#### TASK DIRECTIONS
The listing below must be repeated word for word, with its images excluded.

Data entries
- - - - - - -

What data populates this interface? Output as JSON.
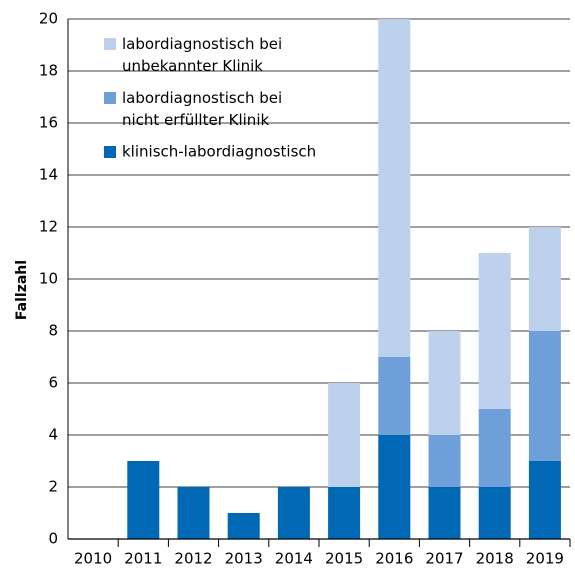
{
  "chart_data": {
    "type": "stacked-bar",
    "y_label": "Fallzahl",
    "categories": [
      "2010",
      "2011",
      "2012",
      "2013",
      "2014",
      "2015",
      "2016",
      "2017",
      "2018",
      "2019"
    ],
    "series": [
      {
        "name": "klinisch-labordiagnostisch",
        "color": "#0068b4",
        "values": [
          0,
          3,
          2,
          1,
          2,
          2,
          4,
          2,
          2,
          3
        ]
      },
      {
        "name": "labordiagnostisch bei nicht erfüllter Klinik",
        "color": "#6f9fd8",
        "values": [
          0,
          0,
          0,
          0,
          0,
          0,
          3,
          2,
          3,
          5
        ]
      },
      {
        "name": "labordiagnostisch bei unbekannter Klinik",
        "color": "#bdd0ec",
        "values": [
          0,
          0,
          0,
          0,
          0,
          4,
          13,
          4,
          6,
          4
        ]
      }
    ],
    "ylim": [
      0,
      20
    ],
    "yticks": [
      0,
      2,
      4,
      6,
      8,
      10,
      12,
      14,
      16,
      18,
      20
    ],
    "grid": true,
    "legend": "top-left"
  }
}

- - - - - - -

#### SOLUTION BELOW
What data populates this interface? Output as JSON.
{
  "chart_data": {
    "type": "stacked-bar",
    "y_label": "Fallzahl",
    "categories": [
      "2010",
      "2011",
      "2012",
      "2013",
      "2014",
      "2015",
      "2016",
      "2017",
      "2018",
      "2019"
    ],
    "series": [
      {
        "name": "klinisch-labordiagnostisch",
        "color": "#0068b4",
        "values": [
          0,
          3,
          2,
          1,
          2,
          2,
          4,
          2,
          2,
          3
        ]
      },
      {
        "name": "labordiagnostisch bei nicht erfüllter Klinik",
        "color": "#6f9fd8",
        "values": [
          0,
          0,
          0,
          0,
          0,
          0,
          3,
          2,
          3,
          5
        ]
      },
      {
        "name": "labordiagnostisch bei unbekannter Klinik",
        "color": "#bdd0ec",
        "values": [
          0,
          0,
          0,
          0,
          0,
          4,
          13,
          4,
          6,
          4
        ]
      }
    ],
    "ylim": [
      0,
      20
    ],
    "yticks": [
      0,
      2,
      4,
      6,
      8,
      10,
      12,
      14,
      16,
      18,
      20
    ],
    "grid": true,
    "legend": "top-left"
  }
}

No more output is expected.